■ REQUEST:
Please reproduce every line of the records below without changing anything.

■ SUPPLIED DATA:
* * * *

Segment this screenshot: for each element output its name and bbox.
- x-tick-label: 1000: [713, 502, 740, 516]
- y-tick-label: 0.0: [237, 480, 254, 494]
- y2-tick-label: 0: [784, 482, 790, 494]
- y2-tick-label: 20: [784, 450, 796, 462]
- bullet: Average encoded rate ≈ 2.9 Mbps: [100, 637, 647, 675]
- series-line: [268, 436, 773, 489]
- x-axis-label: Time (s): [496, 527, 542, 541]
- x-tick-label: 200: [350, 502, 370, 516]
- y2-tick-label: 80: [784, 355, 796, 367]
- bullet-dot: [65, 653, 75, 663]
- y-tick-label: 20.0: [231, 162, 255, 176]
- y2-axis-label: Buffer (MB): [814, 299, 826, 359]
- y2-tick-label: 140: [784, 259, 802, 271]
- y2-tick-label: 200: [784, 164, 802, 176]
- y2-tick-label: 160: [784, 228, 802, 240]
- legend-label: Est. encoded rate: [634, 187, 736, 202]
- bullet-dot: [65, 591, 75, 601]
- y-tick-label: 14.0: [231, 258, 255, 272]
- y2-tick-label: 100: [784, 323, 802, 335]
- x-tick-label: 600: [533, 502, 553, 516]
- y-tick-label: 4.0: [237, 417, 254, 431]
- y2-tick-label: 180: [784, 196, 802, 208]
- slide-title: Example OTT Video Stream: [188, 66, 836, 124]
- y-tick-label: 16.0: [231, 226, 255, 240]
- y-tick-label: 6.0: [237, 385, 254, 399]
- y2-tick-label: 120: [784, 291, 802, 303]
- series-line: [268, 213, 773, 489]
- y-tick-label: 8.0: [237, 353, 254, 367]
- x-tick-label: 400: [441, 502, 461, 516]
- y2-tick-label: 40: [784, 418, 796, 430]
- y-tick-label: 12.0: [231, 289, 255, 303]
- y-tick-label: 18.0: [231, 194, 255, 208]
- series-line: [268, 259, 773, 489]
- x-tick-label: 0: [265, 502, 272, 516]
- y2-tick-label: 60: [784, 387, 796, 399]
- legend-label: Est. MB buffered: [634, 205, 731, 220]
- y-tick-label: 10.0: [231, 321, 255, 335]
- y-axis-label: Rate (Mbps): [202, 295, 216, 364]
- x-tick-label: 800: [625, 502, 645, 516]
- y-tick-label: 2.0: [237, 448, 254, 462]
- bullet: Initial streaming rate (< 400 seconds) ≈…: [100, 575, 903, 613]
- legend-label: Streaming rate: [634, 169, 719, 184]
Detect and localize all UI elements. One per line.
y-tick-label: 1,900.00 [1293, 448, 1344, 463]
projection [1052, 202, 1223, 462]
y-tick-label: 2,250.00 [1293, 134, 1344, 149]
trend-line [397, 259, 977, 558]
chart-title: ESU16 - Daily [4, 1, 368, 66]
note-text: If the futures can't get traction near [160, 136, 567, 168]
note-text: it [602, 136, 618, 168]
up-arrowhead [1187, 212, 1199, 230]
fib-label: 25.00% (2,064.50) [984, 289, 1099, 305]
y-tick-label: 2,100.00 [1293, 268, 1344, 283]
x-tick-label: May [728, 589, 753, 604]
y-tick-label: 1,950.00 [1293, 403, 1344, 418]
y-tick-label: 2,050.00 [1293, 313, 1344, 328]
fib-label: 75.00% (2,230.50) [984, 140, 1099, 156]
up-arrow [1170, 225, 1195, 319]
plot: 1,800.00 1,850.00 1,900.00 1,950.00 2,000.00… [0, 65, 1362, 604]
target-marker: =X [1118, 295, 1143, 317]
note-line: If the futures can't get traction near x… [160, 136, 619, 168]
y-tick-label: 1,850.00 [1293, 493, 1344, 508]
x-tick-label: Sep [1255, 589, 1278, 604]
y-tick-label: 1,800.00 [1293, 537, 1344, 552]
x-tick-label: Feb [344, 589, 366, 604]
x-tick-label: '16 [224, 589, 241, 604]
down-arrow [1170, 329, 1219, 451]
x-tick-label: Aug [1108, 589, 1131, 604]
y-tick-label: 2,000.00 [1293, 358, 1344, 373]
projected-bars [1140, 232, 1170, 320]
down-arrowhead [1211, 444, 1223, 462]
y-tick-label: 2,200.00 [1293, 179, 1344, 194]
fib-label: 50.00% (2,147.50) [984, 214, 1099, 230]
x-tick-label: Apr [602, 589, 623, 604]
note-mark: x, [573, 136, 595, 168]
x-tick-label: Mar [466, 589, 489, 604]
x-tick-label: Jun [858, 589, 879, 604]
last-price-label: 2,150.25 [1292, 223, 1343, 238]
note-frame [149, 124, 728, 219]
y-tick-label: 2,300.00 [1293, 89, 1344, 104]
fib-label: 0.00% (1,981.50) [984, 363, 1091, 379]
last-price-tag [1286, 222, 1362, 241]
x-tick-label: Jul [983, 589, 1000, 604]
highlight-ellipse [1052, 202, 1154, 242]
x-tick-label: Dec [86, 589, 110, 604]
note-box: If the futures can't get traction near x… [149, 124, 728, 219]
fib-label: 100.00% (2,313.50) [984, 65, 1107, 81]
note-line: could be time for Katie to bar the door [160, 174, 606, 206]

* * * *

■ TASK ANSWER:
Segment this screenshot: for each element output its name and bbox.
- x-tick-label: 1000: [713, 502, 740, 516]
- y-tick-label: 0.0: [237, 480, 254, 494]
- y2-tick-label: 0: [784, 482, 790, 494]
- y2-tick-label: 20: [784, 450, 796, 462]
- bullet: Average encoded rate ≈ 2.9 Mbps: [100, 637, 647, 675]
- series-line: [268, 436, 773, 489]
- x-axis-label: Time (s): [496, 527, 542, 541]
- x-tick-label: 200: [350, 502, 370, 516]
- y2-tick-label: 80: [784, 355, 796, 367]
- bullet-dot: [65, 653, 75, 663]
- y-tick-label: 20.0: [231, 162, 255, 176]
- y2-axis-label: Buffer (MB): [814, 299, 826, 359]
- y2-tick-label: 140: [784, 259, 802, 271]
- y2-tick-label: 200: [784, 164, 802, 176]
- y2-tick-label: 160: [784, 228, 802, 240]
- legend-label: Est. encoded rate: [634, 187, 736, 202]
- bullet-dot: [65, 591, 75, 601]
- y-tick-label: 14.0: [231, 258, 255, 272]
- y2-tick-label: 100: [784, 323, 802, 335]
- x-tick-label: 600: [533, 502, 553, 516]
- y-tick-label: 4.0: [237, 417, 254, 431]
- y2-tick-label: 180: [784, 196, 802, 208]
- slide-title: Example OTT Video Stream: [188, 66, 836, 124]
- y-tick-label: 16.0: [231, 226, 255, 240]
- y-tick-label: 6.0: [237, 385, 254, 399]
- y2-tick-label: 120: [784, 291, 802, 303]
- series-line: [268, 213, 773, 489]
- y-tick-label: 8.0: [237, 353, 254, 367]
- x-tick-label: 400: [441, 502, 461, 516]
- y2-tick-label: 40: [784, 418, 796, 430]
- y-tick-label: 12.0: [231, 289, 255, 303]
- y-tick-label: 18.0: [231, 194, 255, 208]
- series-line: [268, 259, 773, 489]
- x-tick-label: 0: [265, 502, 272, 516]
- y2-tick-label: 60: [784, 387, 796, 399]
- legend-label: Est. MB buffered: [634, 205, 731, 220]
- y-tick-label: 10.0: [231, 321, 255, 335]
- y-axis-label: Rate (Mbps): [202, 295, 216, 364]
- x-tick-label: 800: [625, 502, 645, 516]
- y-tick-label: 2.0: [237, 448, 254, 462]
- bullet: Initial streaming rate (< 400 seconds) ≈…: [100, 575, 903, 613]
- legend-label: Streaming rate: [634, 169, 719, 184]
Detect and localize all UI elements. One per line.
y-tick-label: 1,900.00 [1293, 448, 1344, 463]
projection [1052, 202, 1223, 462]
y-tick-label: 2,250.00 [1293, 134, 1344, 149]
trend-line [397, 259, 977, 558]
chart-title: ESU16 - Daily [4, 1, 368, 66]
note-text: If the futures can't get traction near [160, 136, 567, 168]
note-text: it [602, 136, 618, 168]
up-arrowhead [1187, 212, 1199, 230]
fib-label: 25.00% (2,064.50) [984, 289, 1099, 305]
y-tick-label: 2,100.00 [1293, 268, 1344, 283]
x-tick-label: May [728, 589, 753, 604]
y-tick-label: 1,950.00 [1293, 403, 1344, 418]
y-tick-label: 2,050.00 [1293, 313, 1344, 328]
fib-label: 75.00% (2,230.50) [984, 140, 1099, 156]
up-arrow [1170, 225, 1195, 319]
plot: 1,800.00 1,850.00 1,900.00 1,950.00 2,000.00… [0, 65, 1362, 604]
target-marker: =X [1118, 295, 1143, 317]
note-line: If the futures can't get traction near x… [160, 136, 619, 168]
y-tick-label: 1,850.00 [1293, 493, 1344, 508]
x-tick-label: Sep [1255, 589, 1278, 604]
y-tick-label: 1,800.00 [1293, 537, 1344, 552]
x-tick-label: Feb [344, 589, 366, 604]
x-tick-label: '16 [224, 589, 241, 604]
down-arrow [1170, 329, 1219, 451]
x-tick-label: Aug [1108, 589, 1131, 604]
y-tick-label: 2,000.00 [1293, 358, 1344, 373]
projected-bars [1140, 232, 1170, 320]
down-arrowhead [1211, 444, 1223, 462]
y-tick-label: 2,200.00 [1293, 179, 1344, 194]
fib-label: 50.00% (2,147.50) [984, 214, 1099, 230]
x-tick-label: Apr [602, 589, 623, 604]
note-mark: x, [573, 136, 595, 168]
x-tick-label: Mar [466, 589, 489, 604]
x-tick-label: Jun [858, 589, 879, 604]
last-price-label: 2,150.25 [1292, 223, 1343, 238]
note-frame [149, 124, 728, 219]
y-tick-label: 2,300.00 [1293, 89, 1344, 104]
fib-label: 0.00% (1,981.50) [984, 363, 1091, 379]
last-price-tag [1286, 222, 1362, 241]
x-tick-label: Jul [983, 589, 1000, 604]
highlight-ellipse [1052, 202, 1154, 242]
x-tick-label: Dec [86, 589, 110, 604]
note-box: If the futures can't get traction near x… [149, 124, 728, 219]
fib-label: 100.00% (2,313.50) [984, 65, 1107, 81]
note-line: could be time for Katie to bar the door [160, 174, 606, 206]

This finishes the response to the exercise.